Exercise directions:
Retype the whole listing verbatim and keep the pictures out of it.

Provided records:
##############################

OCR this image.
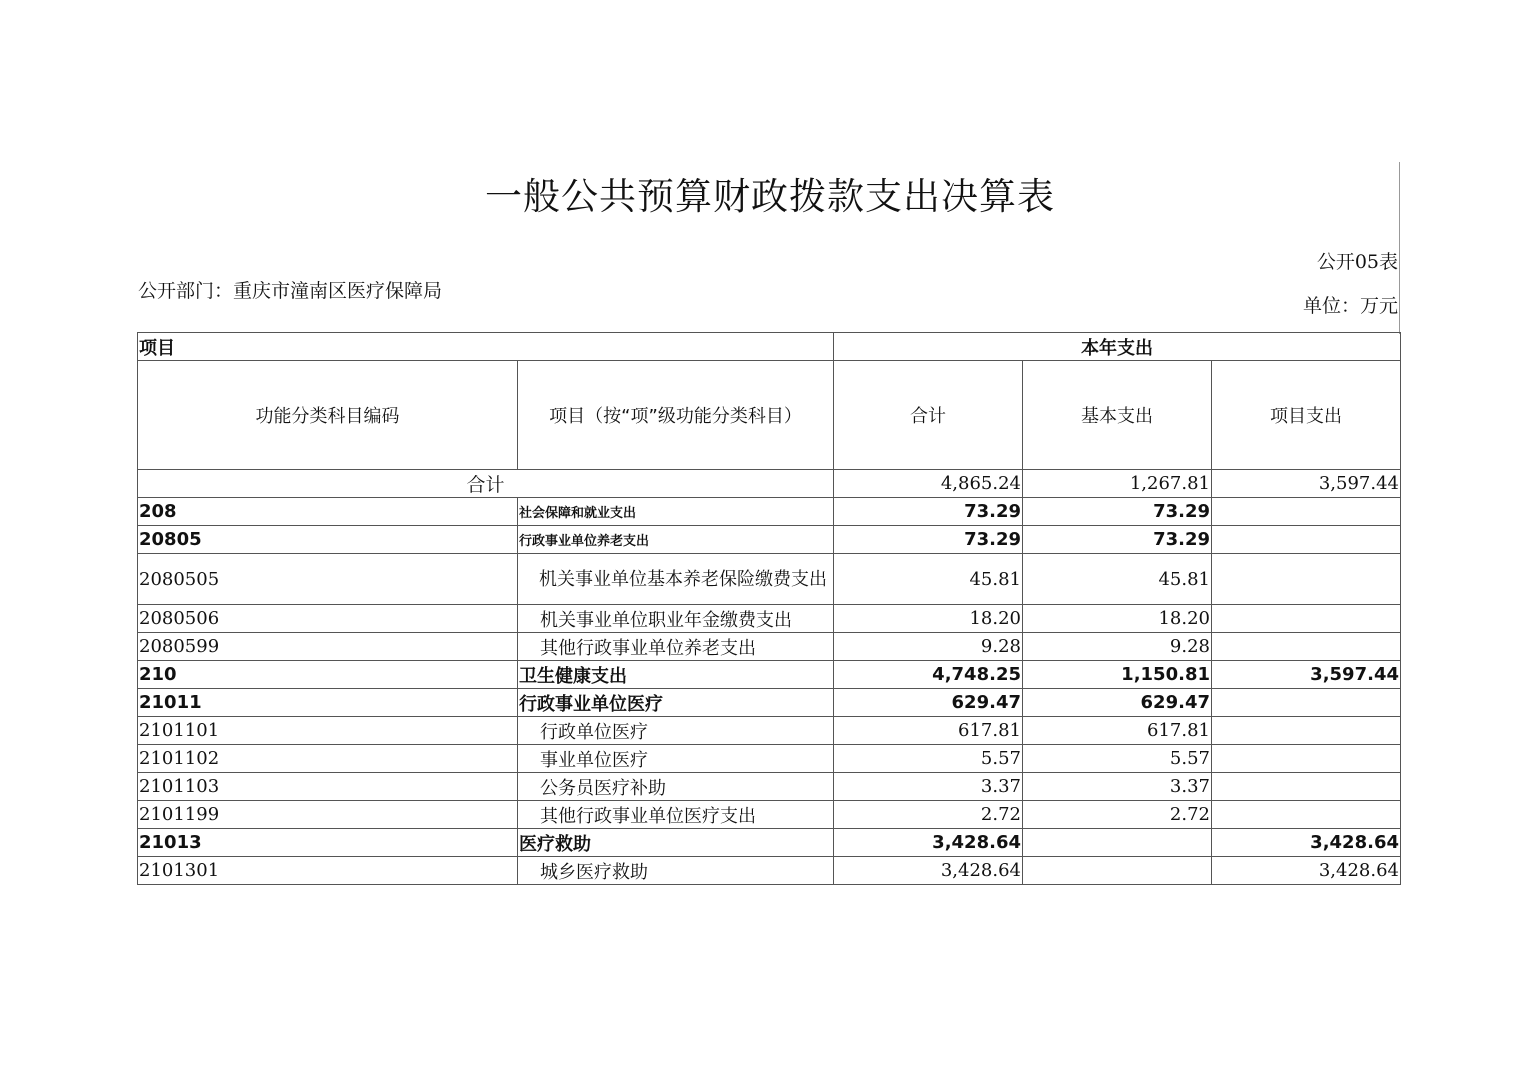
一般公共预算财政拨款支出决算表
公开05表
公开部门：重庆市潼南区医疗保障局
单位：万元
项目		本年支出		
功能分类科目编码	项目（按“项”级功能分类科目）	合计	基本支出	项目支出
合计		4,865.24	1,267.81	3,597.44
208	社会保障和就业支出	73.29	73.29	
20805	行政事业单位养老支出	73.29	73.29	
2080505	机关事业单位基本养老保险缴费支出	45.81	45.81	
2080506	机关事业单位职业年金缴费支出	18.20	18.20	
2080599	其他行政事业单位养老支出	9.28	9.28	
210	卫生健康支出	4,748.25	1,150.81	3,597.44
21011	行政事业单位医疗	629.47	629.47	
2101101	行政单位医疗	617.81	617.81	
2101102	事业单位医疗	5.57	5.57	
2101103	公务员医疗补助	3.37	3.37	
2101199	其他行政事业单位医疗支出	2.72	2.72	
21013	医疗救助	3,428.64		3,428.64
2101301	城乡医疗救助	3,428.64		3,428.64
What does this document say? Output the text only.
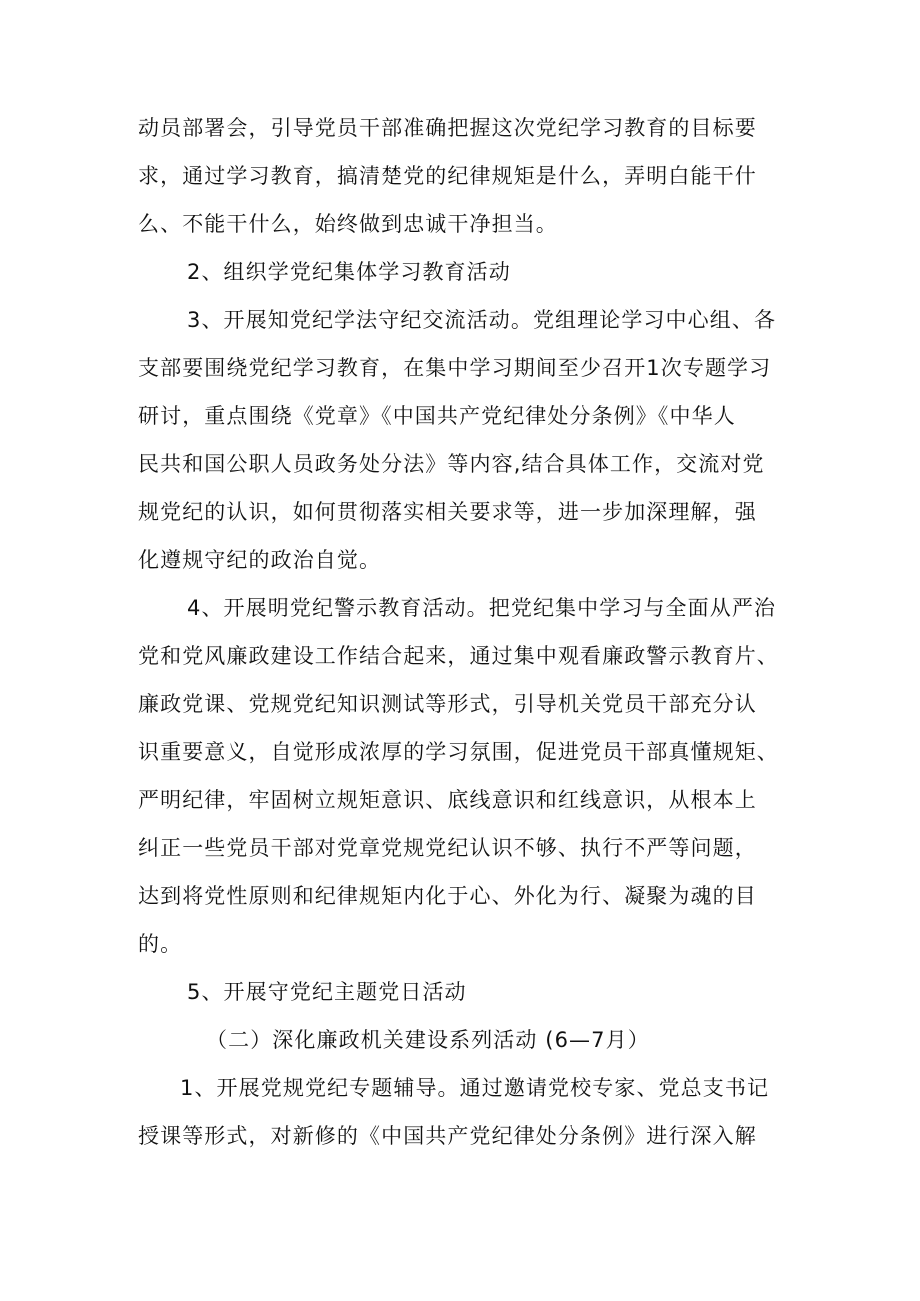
动员部署会，引导党员干部准确把握这次党纪学习教育的目标要
求，通过学习教育，搞清楚党的纪律规矩是什么，弄明白能干什
么、不能干什么，始终做到忠诚干净担当。
2、组织学党纪集体学习教育活动
3、开展知党纪学法守纪交流活动。党组理论学习中心组、各
支部要围绕党纪学习教育，在集中学习期间至少召开1次专题学习
研讨，重点围绕《党章》《中国共产党纪律处分条例》《中华人
民共和国公职人员政务处分法》等内容,结合具体工作，交流对党
规党纪的认识，如何贯彻落实相关要求等，进一步加深理解，强
化遵规守纪的政治自觉。
4、开展明党纪警示教育活动。把党纪集中学习与全面从严治
党和党风廉政建设工作结合起来，通过集中观看廉政警示教育片、
廉政党课、党规党纪知识测试等形式，引导机关党员干部充分认
识重要意义，自觉形成浓厚的学习氛围，促进党员干部真懂规矩、
严明纪律，牢固树立规矩意识、底线意识和红线意识，从根本上
纠正一些党员干部对党章党规党纪认识不够、执行不严等问题，
达到将党性原则和纪律规矩内化于心、外化为行、凝聚为魂的目
的。
5、开展守党纪主题党日活动
（二）深化廉政机关建设系列活动 (6—7月）
1、开展党规党纪专题辅导。通过邀请党校专家、党总支书记
授课等形式，对新修的《中国共产党纪律处分条例》进行深入解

##############################

Response:
OCR this image.
一般公共预算财政拨款支出决算表
公开05表
公开部门：重庆市潼南区医疗保障局
单位：万元
项目		本年支出		
功能分类科目编码	项目（按“项”级功能分类科目）	合计	基本支出	项目支出
合计		4,865.24	1,267.81	3,597.44
208	社会保障和就业支出	73.29	73.29	
20805	行政事业单位养老支出	73.29	73.29	
2080505	机关事业单位基本养老保险缴费支出	45.81	45.81	
2080506	机关事业单位职业年金缴费支出	18.20	18.20	
2080599	其他行政事业单位养老支出	9.28	9.28	
210	卫生健康支出	4,748.25	1,150.81	3,597.44
21011	行政事业单位医疗	629.47	629.47	
2101101	行政单位医疗	617.81	617.81	
2101102	事业单位医疗	5.57	5.57	
2101103	公务员医疗补助	3.37	3.37	
2101199	其他行政事业单位医疗支出	2.72	2.72	
21013	医疗救助	3,428.64		3,428.64
2101301	城乡医疗救助	3,428.64		3,428.64
What does this document say? Output the text only.
动员部署会，引导党员干部准确把握这次党纪学习教育的目标要
求，通过学习教育，搞清楚党的纪律规矩是什么，弄明白能干什
么、不能干什么，始终做到忠诚干净担当。
2、组织学党纪集体学习教育活动
3、开展知党纪学法守纪交流活动。党组理论学习中心组、各
支部要围绕党纪学习教育，在集中学习期间至少召开1次专题学习
研讨，重点围绕《党章》《中国共产党纪律处分条例》《中华人
民共和国公职人员政务处分法》等内容,结合具体工作，交流对党
规党纪的认识，如何贯彻落实相关要求等，进一步加深理解，强
化遵规守纪的政治自觉。
4、开展明党纪警示教育活动。把党纪集中学习与全面从严治
党和党风廉政建设工作结合起来，通过集中观看廉政警示教育片、
廉政党课、党规党纪知识测试等形式，引导机关党员干部充分认
识重要意义，自觉形成浓厚的学习氛围，促进党员干部真懂规矩、
严明纪律，牢固树立规矩意识、底线意识和红线意识，从根本上
纠正一些党员干部对党章党规党纪认识不够、执行不严等问题，
达到将党性原则和纪律规矩内化于心、外化为行、凝聚为魂的目
的。
5、开展守党纪主题党日活动
（二）深化廉政机关建设系列活动 (6—7月）
1、开展党规党纪专题辅导。通过邀请党校专家、党总支书记
授课等形式，对新修的《中国共产党纪律处分条例》进行深入解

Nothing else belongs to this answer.